| TASK BRIEF |
Repeat the material verbatim. Images are excluded from the copy.

---+---

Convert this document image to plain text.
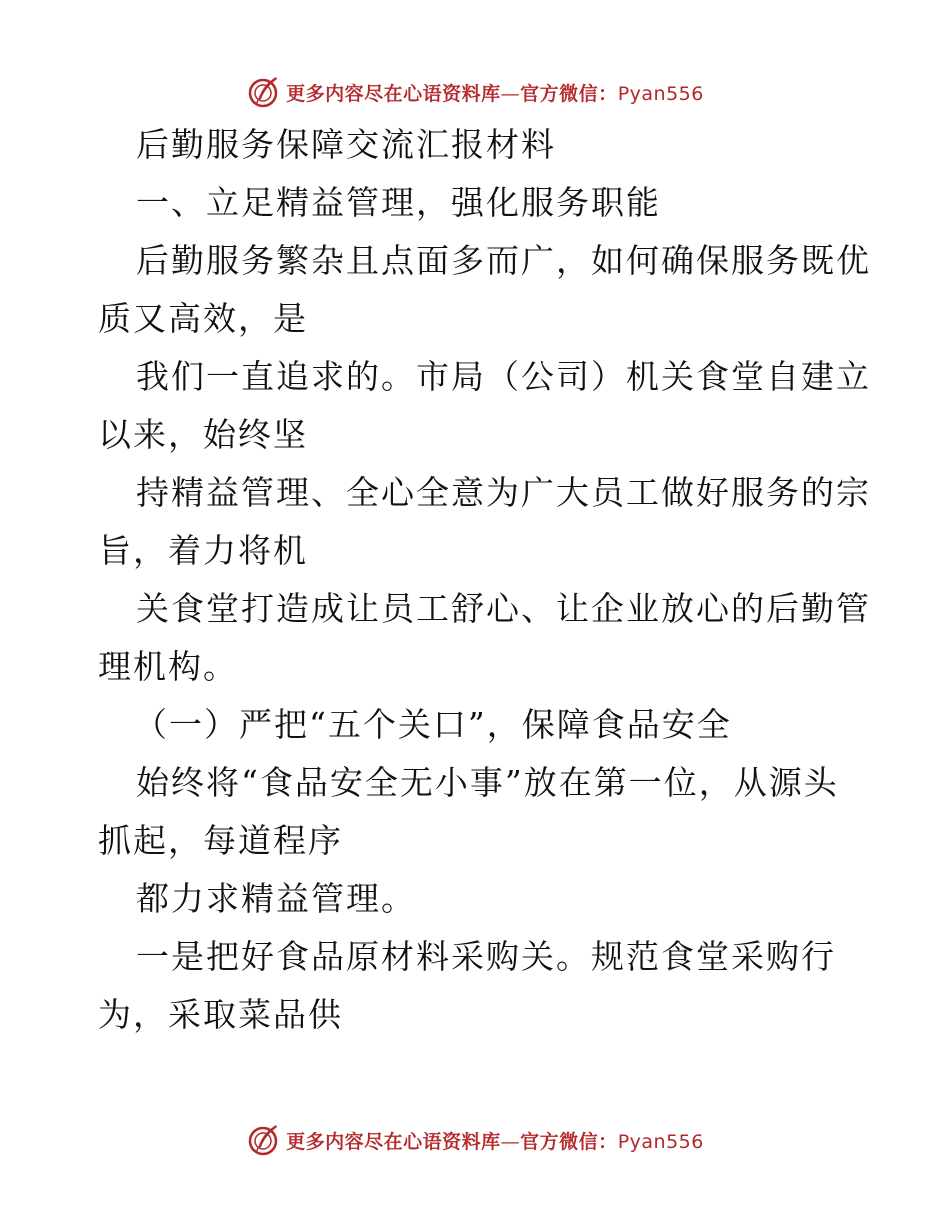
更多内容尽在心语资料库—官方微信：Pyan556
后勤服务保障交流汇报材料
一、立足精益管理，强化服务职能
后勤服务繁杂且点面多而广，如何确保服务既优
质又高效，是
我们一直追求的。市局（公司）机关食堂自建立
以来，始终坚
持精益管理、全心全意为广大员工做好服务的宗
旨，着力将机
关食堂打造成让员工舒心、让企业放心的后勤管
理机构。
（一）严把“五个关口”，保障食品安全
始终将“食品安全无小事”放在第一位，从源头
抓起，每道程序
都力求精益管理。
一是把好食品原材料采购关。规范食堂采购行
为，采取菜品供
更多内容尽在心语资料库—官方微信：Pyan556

---+---

| EXERCISE OUTPUT |
Convert this document image to plain text.
更多内容尽在心语资料库—官方微信：Pyan556
后勤服务保障交流汇报材料
一、立足精益管理，强化服务职能
后勤服务繁杂且点面多而广，如何确保服务既优
质又高效，是
我们一直追求的。市局（公司）机关食堂自建立
以来，始终坚
持精益管理、全心全意为广大员工做好服务的宗
旨，着力将机
关食堂打造成让员工舒心、让企业放心的后勤管
理机构。
（一）严把“五个关口”，保障食品安全
始终将“食品安全无小事”放在第一位，从源头
抓起，每道程序
都力求精益管理。
一是把好食品原材料采购关。规范食堂采购行
为，采取菜品供
更多内容尽在心语资料库—官方微信：Pyan556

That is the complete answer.